PROBLEM TO WORK ON: State how many lines hold the word "Kraus", with no other words.
[RECORDS FOR THE TASK start]
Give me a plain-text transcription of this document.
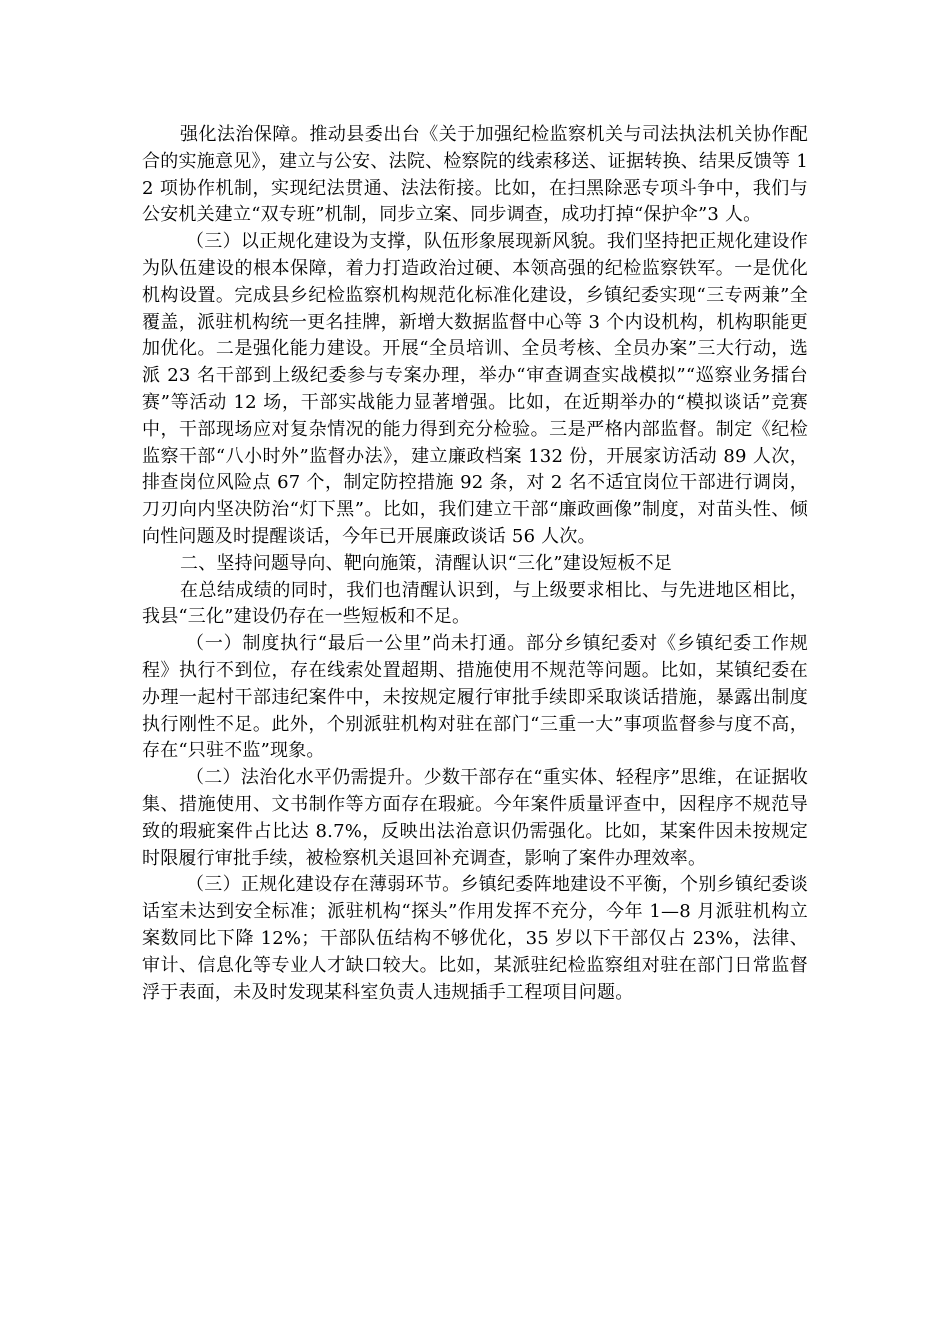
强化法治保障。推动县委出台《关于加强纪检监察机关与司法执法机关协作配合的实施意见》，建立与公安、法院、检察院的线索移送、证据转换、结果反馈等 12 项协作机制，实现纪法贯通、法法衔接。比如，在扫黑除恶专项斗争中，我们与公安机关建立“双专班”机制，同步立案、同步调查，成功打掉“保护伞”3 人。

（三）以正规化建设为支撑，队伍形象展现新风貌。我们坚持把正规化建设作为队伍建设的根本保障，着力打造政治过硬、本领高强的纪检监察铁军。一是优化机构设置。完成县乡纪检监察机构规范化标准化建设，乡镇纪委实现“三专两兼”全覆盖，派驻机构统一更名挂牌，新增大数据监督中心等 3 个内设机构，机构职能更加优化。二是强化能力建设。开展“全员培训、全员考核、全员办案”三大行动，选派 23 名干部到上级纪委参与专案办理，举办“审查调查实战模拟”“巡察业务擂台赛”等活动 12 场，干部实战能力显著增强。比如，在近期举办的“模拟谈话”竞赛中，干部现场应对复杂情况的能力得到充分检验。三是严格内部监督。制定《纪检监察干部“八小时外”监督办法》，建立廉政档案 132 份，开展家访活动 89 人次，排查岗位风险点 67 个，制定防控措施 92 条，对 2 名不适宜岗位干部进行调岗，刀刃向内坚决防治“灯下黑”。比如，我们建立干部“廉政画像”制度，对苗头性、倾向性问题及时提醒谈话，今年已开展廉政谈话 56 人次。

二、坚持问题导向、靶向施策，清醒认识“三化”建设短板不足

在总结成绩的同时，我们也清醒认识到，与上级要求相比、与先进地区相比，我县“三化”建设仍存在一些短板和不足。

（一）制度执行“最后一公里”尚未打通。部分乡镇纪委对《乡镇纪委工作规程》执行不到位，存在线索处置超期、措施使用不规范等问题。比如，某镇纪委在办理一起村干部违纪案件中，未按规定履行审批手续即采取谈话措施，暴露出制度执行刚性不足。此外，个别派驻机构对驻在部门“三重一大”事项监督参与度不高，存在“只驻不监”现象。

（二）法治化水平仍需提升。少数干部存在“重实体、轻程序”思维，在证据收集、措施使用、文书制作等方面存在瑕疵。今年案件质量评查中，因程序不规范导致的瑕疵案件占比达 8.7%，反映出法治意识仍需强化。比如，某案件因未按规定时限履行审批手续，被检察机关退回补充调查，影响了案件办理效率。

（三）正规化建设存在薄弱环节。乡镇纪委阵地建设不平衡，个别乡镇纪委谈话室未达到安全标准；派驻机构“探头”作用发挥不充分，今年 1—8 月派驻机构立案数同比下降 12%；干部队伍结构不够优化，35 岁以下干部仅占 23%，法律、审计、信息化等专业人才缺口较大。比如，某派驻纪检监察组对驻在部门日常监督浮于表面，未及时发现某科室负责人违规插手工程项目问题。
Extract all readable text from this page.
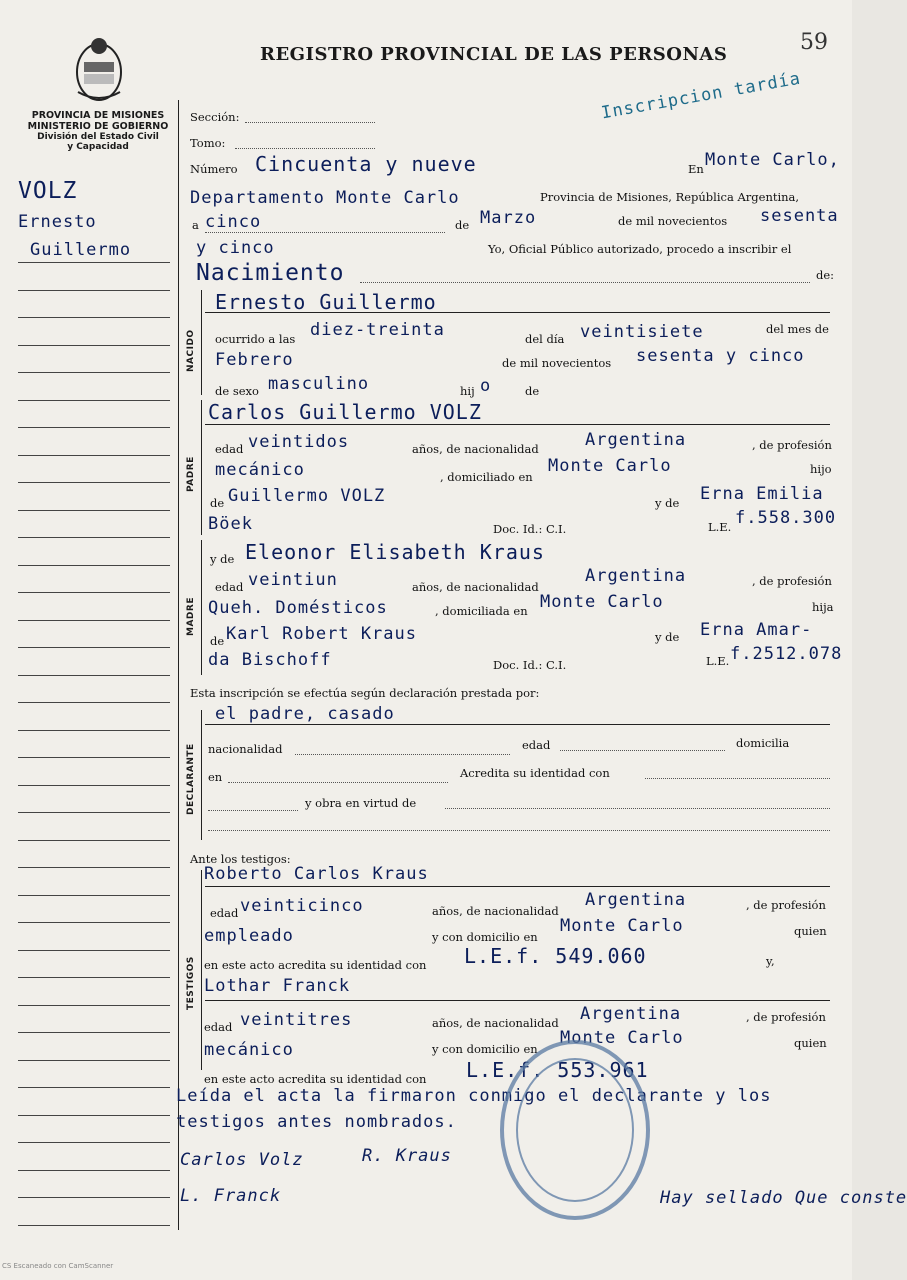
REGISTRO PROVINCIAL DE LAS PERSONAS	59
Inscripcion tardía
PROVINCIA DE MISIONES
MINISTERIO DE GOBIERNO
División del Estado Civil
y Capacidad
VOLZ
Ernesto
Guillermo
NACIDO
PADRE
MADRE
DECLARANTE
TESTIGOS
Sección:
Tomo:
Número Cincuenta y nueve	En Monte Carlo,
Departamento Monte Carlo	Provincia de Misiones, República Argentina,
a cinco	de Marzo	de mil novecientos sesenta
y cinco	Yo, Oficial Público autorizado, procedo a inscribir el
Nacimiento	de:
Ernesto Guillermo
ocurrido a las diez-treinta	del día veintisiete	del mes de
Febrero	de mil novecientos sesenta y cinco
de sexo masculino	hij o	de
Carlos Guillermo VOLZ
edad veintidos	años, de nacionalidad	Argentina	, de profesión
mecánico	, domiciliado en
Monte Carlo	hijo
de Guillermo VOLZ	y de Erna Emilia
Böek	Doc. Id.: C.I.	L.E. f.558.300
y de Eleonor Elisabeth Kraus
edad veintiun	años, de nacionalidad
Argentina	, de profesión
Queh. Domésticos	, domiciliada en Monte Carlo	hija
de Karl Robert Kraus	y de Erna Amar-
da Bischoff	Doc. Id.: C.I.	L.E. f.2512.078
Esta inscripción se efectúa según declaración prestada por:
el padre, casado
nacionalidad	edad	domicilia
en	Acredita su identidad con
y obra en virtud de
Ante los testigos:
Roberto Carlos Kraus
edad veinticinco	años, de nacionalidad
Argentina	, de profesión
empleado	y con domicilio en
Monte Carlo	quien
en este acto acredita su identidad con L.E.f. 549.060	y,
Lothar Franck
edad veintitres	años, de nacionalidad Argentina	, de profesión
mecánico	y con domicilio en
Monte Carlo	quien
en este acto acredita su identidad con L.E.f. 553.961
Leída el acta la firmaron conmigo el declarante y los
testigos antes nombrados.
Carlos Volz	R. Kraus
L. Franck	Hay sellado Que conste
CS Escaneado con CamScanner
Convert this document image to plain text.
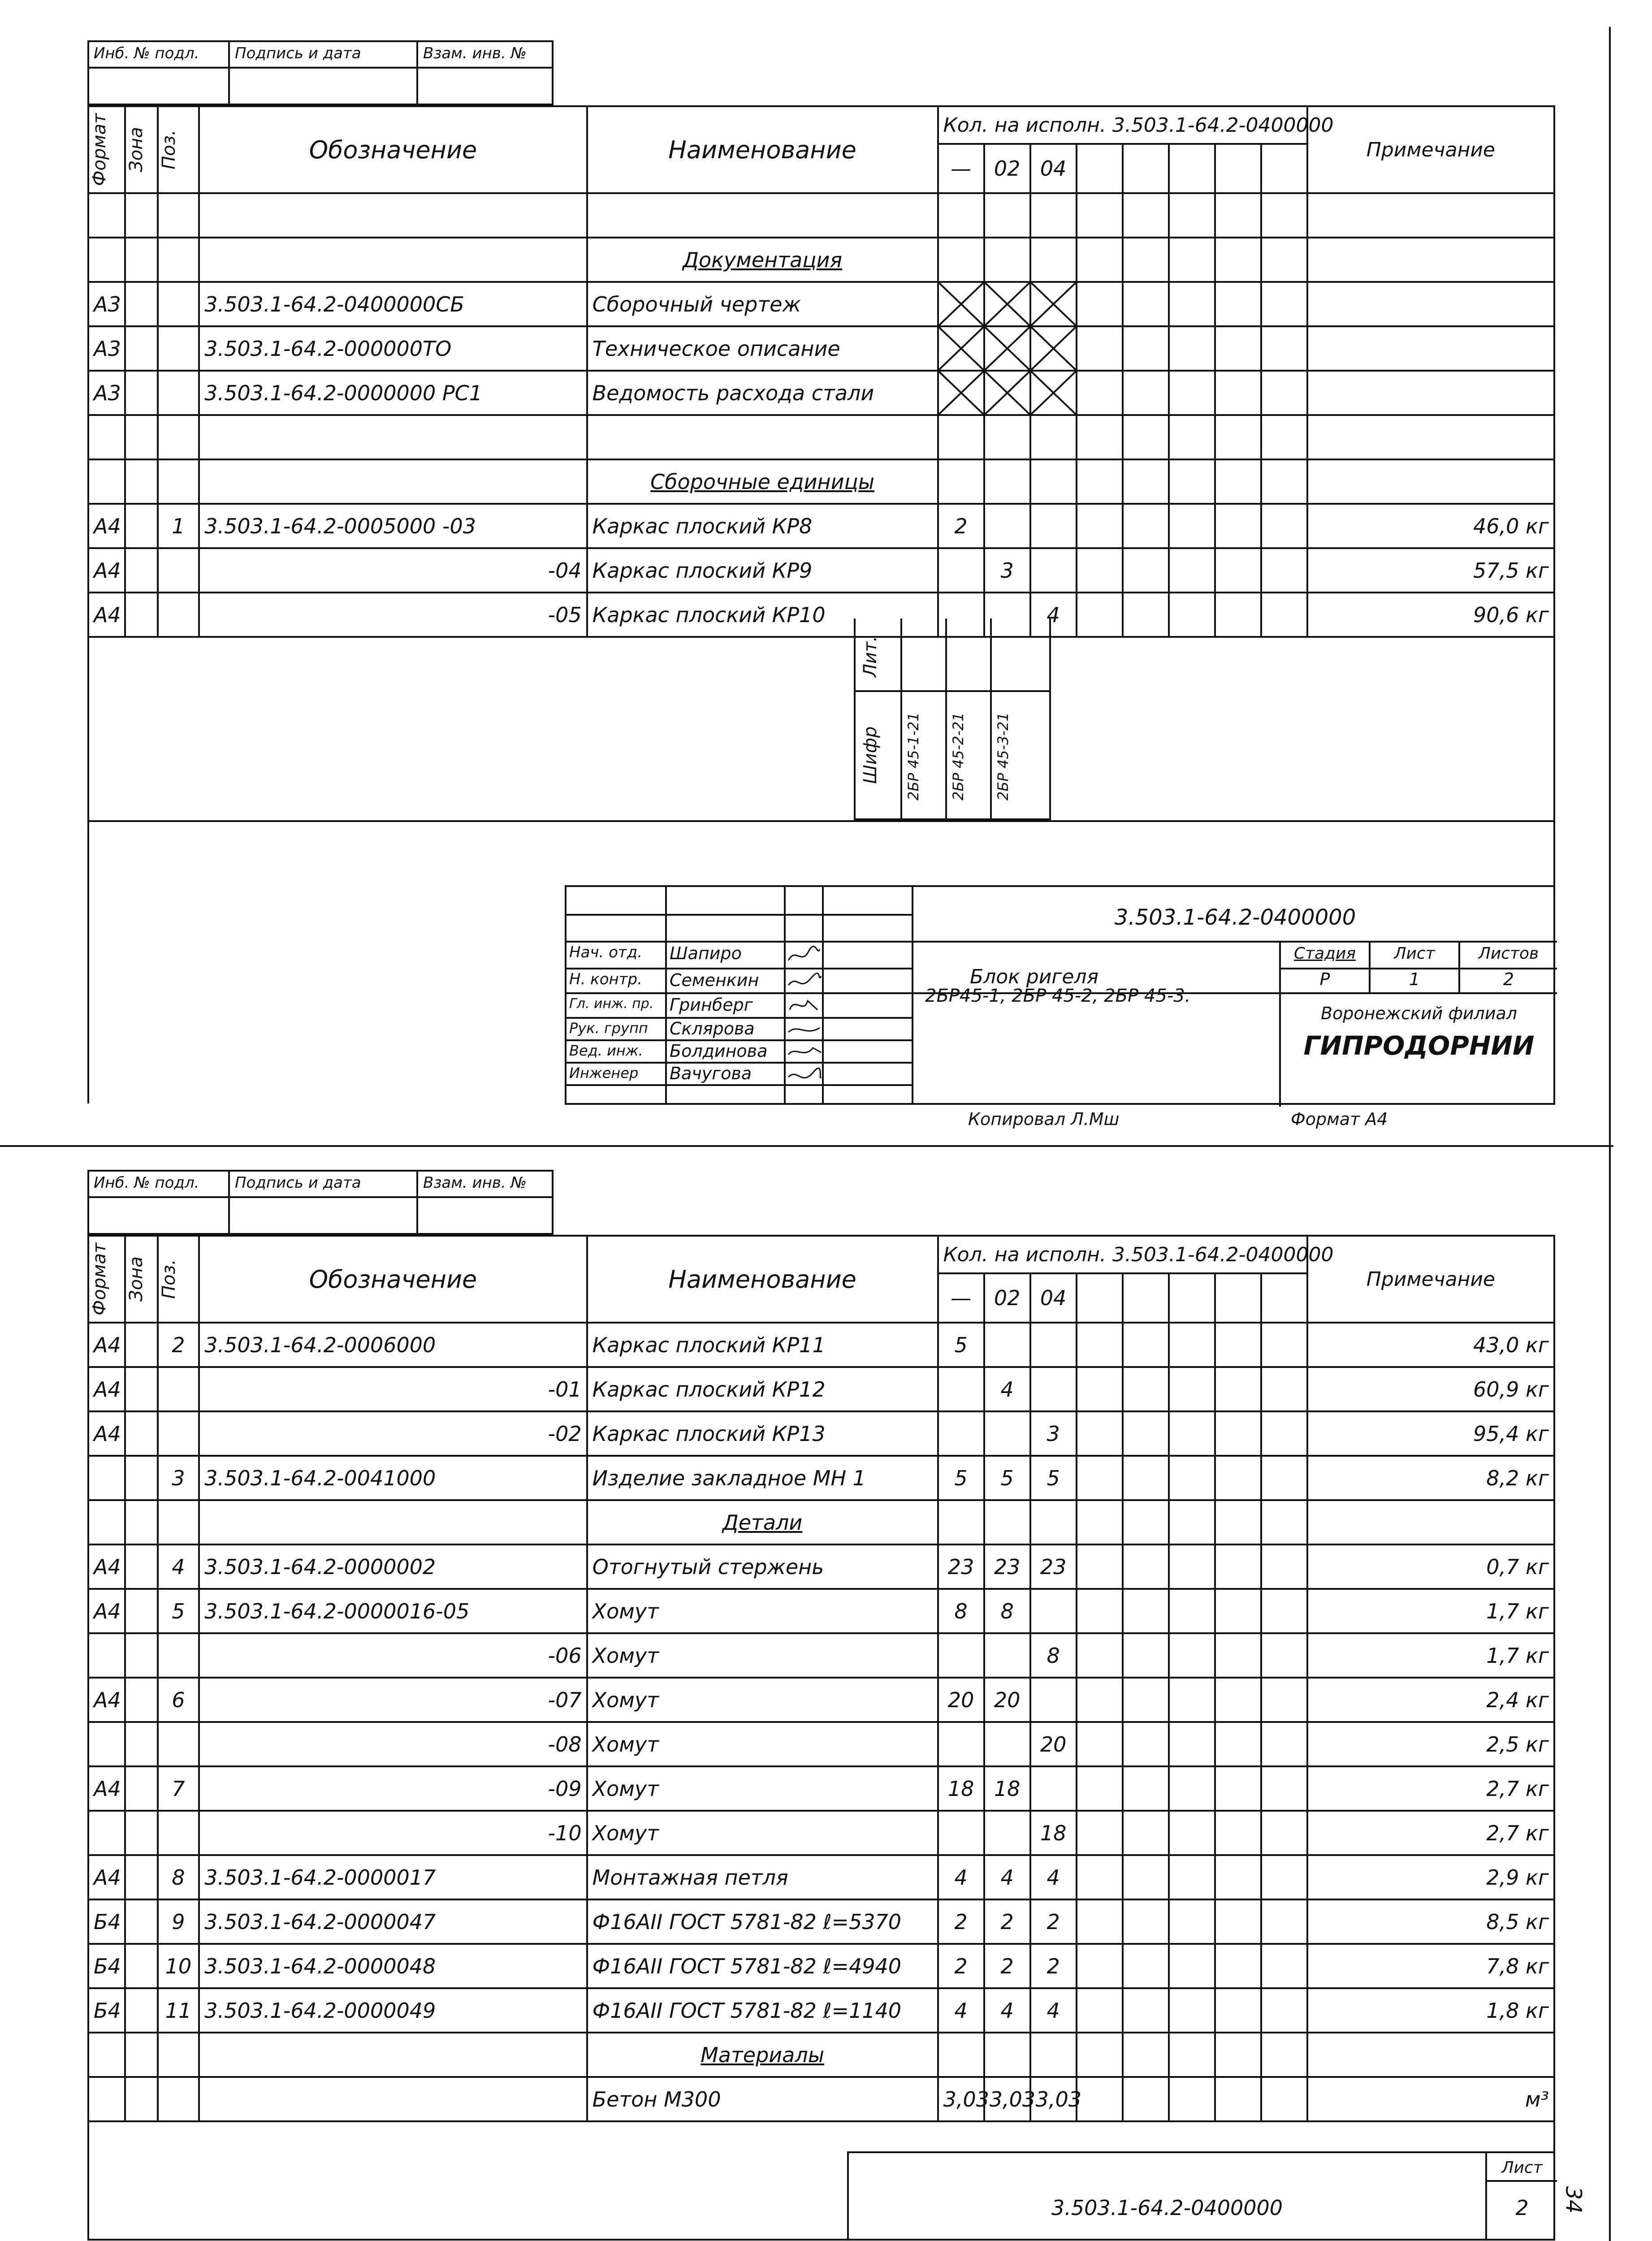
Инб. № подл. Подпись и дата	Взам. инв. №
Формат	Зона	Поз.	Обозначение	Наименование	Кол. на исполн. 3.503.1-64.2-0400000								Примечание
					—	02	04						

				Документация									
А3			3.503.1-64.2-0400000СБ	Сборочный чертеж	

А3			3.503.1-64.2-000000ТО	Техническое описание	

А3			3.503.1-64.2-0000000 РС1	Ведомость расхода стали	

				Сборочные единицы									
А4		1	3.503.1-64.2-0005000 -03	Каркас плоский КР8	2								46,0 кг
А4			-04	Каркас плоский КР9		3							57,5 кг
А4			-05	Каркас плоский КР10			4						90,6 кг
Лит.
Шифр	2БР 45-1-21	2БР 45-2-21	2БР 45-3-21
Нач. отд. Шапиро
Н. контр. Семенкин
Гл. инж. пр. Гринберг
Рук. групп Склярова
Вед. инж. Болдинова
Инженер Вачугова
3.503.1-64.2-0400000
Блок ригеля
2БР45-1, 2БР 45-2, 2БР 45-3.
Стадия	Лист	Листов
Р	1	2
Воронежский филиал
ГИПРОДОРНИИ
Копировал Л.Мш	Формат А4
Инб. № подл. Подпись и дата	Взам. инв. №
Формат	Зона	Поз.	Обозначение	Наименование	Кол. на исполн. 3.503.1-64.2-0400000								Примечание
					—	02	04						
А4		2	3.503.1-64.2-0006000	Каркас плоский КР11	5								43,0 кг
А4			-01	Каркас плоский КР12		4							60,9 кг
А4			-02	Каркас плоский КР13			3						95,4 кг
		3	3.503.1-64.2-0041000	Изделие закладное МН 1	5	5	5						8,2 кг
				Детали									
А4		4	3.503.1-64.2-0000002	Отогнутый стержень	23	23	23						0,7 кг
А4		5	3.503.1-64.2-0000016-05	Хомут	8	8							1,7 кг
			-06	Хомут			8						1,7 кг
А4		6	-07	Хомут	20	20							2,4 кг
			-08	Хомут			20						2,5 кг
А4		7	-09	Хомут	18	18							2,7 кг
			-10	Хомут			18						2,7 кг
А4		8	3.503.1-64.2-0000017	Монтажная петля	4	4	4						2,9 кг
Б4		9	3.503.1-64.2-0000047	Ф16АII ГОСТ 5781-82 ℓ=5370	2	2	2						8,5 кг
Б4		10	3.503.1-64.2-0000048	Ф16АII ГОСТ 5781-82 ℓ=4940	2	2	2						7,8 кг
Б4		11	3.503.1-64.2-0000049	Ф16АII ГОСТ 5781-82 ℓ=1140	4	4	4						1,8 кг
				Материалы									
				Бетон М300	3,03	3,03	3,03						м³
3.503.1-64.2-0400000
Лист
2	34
[RECORDS FOR THE TASK end]
ANSWER BELOW: 4